* begin *
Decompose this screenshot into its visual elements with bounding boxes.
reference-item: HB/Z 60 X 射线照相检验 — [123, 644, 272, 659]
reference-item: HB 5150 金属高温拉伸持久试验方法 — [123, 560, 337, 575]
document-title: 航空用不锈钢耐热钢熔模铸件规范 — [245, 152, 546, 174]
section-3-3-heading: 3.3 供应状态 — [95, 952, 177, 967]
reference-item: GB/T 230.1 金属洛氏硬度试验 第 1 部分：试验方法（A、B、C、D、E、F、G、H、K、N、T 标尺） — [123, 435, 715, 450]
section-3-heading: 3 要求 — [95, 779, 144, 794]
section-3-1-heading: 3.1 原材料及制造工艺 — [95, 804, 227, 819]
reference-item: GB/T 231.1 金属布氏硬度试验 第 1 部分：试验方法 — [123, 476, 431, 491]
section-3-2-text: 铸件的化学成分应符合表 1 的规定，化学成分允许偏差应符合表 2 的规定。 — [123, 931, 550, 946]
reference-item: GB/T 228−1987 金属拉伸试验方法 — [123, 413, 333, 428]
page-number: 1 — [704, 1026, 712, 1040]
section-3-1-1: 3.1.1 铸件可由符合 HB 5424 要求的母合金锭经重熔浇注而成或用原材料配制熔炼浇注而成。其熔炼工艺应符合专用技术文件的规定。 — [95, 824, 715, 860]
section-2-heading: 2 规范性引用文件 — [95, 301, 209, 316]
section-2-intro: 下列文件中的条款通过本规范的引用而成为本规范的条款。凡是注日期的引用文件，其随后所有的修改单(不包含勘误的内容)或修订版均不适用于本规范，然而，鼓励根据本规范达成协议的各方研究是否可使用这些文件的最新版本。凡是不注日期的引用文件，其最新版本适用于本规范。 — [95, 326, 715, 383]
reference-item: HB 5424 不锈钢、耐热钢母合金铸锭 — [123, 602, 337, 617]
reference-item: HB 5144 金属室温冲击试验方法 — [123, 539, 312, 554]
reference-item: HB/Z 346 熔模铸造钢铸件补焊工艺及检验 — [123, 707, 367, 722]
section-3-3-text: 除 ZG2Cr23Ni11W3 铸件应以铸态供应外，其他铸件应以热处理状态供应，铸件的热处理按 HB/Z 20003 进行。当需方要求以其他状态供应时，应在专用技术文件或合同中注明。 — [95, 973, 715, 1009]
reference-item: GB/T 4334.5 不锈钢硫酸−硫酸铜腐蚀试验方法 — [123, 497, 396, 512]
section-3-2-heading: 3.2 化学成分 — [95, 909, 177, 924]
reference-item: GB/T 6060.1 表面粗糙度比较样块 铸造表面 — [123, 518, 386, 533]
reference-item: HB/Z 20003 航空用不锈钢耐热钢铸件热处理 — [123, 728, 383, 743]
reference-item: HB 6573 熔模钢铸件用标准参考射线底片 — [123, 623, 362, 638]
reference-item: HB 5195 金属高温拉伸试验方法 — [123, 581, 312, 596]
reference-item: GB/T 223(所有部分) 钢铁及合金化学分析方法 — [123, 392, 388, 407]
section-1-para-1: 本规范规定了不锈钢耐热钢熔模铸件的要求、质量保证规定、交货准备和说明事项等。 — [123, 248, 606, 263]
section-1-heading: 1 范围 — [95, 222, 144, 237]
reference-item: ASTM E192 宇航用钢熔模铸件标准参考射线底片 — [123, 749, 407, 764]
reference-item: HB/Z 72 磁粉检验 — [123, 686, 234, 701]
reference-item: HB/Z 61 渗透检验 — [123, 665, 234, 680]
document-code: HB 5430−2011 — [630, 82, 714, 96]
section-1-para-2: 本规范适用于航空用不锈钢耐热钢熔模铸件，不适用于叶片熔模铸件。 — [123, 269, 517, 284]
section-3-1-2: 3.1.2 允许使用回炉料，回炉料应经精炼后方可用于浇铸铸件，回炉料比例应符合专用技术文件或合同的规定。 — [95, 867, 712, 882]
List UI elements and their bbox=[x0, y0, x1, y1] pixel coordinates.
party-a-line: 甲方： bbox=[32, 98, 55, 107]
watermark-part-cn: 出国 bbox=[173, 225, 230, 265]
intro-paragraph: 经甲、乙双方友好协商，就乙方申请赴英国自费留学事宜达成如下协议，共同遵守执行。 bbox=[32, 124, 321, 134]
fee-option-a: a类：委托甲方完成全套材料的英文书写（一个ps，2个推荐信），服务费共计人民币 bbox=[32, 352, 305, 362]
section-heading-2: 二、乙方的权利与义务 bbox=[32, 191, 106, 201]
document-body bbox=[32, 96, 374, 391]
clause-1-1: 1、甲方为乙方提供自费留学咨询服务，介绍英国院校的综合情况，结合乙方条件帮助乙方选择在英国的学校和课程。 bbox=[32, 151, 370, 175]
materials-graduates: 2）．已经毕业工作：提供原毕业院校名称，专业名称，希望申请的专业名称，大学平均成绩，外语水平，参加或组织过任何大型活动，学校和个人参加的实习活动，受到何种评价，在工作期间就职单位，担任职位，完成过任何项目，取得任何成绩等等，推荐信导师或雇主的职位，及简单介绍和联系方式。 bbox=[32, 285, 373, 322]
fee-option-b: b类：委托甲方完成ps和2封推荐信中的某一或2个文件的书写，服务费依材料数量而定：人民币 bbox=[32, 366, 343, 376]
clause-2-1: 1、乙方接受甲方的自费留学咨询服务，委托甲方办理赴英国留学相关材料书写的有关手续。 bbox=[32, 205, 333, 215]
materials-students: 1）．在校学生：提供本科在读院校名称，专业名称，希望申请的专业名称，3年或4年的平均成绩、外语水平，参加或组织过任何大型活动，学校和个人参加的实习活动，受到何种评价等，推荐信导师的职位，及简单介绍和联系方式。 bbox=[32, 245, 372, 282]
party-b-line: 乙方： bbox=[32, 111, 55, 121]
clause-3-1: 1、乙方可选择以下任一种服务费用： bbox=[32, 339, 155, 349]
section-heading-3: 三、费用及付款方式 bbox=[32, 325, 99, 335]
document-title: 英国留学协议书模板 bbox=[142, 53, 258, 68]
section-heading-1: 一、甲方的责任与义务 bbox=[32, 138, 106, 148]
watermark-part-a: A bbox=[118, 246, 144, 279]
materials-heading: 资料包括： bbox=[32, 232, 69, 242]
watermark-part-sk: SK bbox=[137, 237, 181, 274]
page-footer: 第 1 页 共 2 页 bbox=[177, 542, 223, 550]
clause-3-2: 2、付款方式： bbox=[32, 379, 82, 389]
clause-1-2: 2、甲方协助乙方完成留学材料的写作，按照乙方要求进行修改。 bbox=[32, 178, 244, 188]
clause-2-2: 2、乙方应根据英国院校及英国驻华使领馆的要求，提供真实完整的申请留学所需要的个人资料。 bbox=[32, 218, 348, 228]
* end *
- _TASK DETAILS_: Reproduce the items verbatim, from the first line at the start of the items to the line with "section-3-3-text: 除 ZG2Cr23Ni11W3", including both of those lines.

- _RESULT OF THE TASK_:
Decompose this screenshot into its visual elements with bounding boxes.
reference-item: HB/Z 60 X 射线照相检验 — [123, 644, 272, 659]
reference-item: HB 5150 金属高温拉伸持久试验方法 — [123, 560, 337, 575]
document-title: 航空用不锈钢耐热钢熔模铸件规范 — [245, 152, 546, 174]
section-3-3-heading: 3.3 供应状态 — [95, 952, 177, 967]
reference-item: GB/T 230.1 金属洛氏硬度试验 第 1 部分：试验方法（A、B、C、D、E、F、G、H、K、N、T 标尺） — [123, 435, 715, 450]
section-3-heading: 3 要求 — [95, 779, 144, 794]
section-3-1-heading: 3.1 原材料及制造工艺 — [95, 804, 227, 819]
reference-item: GB/T 231.1 金属布氏硬度试验 第 1 部分：试验方法 — [123, 476, 431, 491]
section-3-2-text: 铸件的化学成分应符合表 1 的规定，化学成分允许偏差应符合表 2 的规定。 — [123, 931, 550, 946]
reference-item: GB/T 228−1987 金属拉伸试验方法 — [123, 413, 333, 428]
page-number: 1 — [704, 1026, 712, 1040]
section-3-1-1: 3.1.1 铸件可由符合 HB 5424 要求的母合金锭经重熔浇注而成或用原材料配制熔炼浇注而成。其熔炼工艺应符合专用技术文件的规定。 — [95, 824, 715, 860]
section-2-heading: 2 规范性引用文件 — [95, 301, 209, 316]
section-2-intro: 下列文件中的条款通过本规范的引用而成为本规范的条款。凡是注日期的引用文件，其随后所有的修改单(不包含勘误的内容)或修订版均不适用于本规范，然而，鼓励根据本规范达成协议的各方研究是否可使用这些文件的最新版本。凡是不注日期的引用文件，其最新版本适用于本规范。 — [95, 326, 715, 383]
reference-item: HB 5424 不锈钢、耐热钢母合金铸锭 — [123, 602, 337, 617]
reference-item: HB 5144 金属室温冲击试验方法 — [123, 539, 312, 554]
reference-item: HB/Z 346 熔模铸造钢铸件补焊工艺及检验 — [123, 707, 367, 722]
section-3-3-text: 除 ZG2Cr23Ni11W3 铸件应以铸态供应外，其他铸件应以热处理状态供应，铸件的热处理按 HB/Z 20003 进行。当需方要求以其他状态供应时，应在专用技术文件或合同中注明。 — [95, 973, 715, 1009]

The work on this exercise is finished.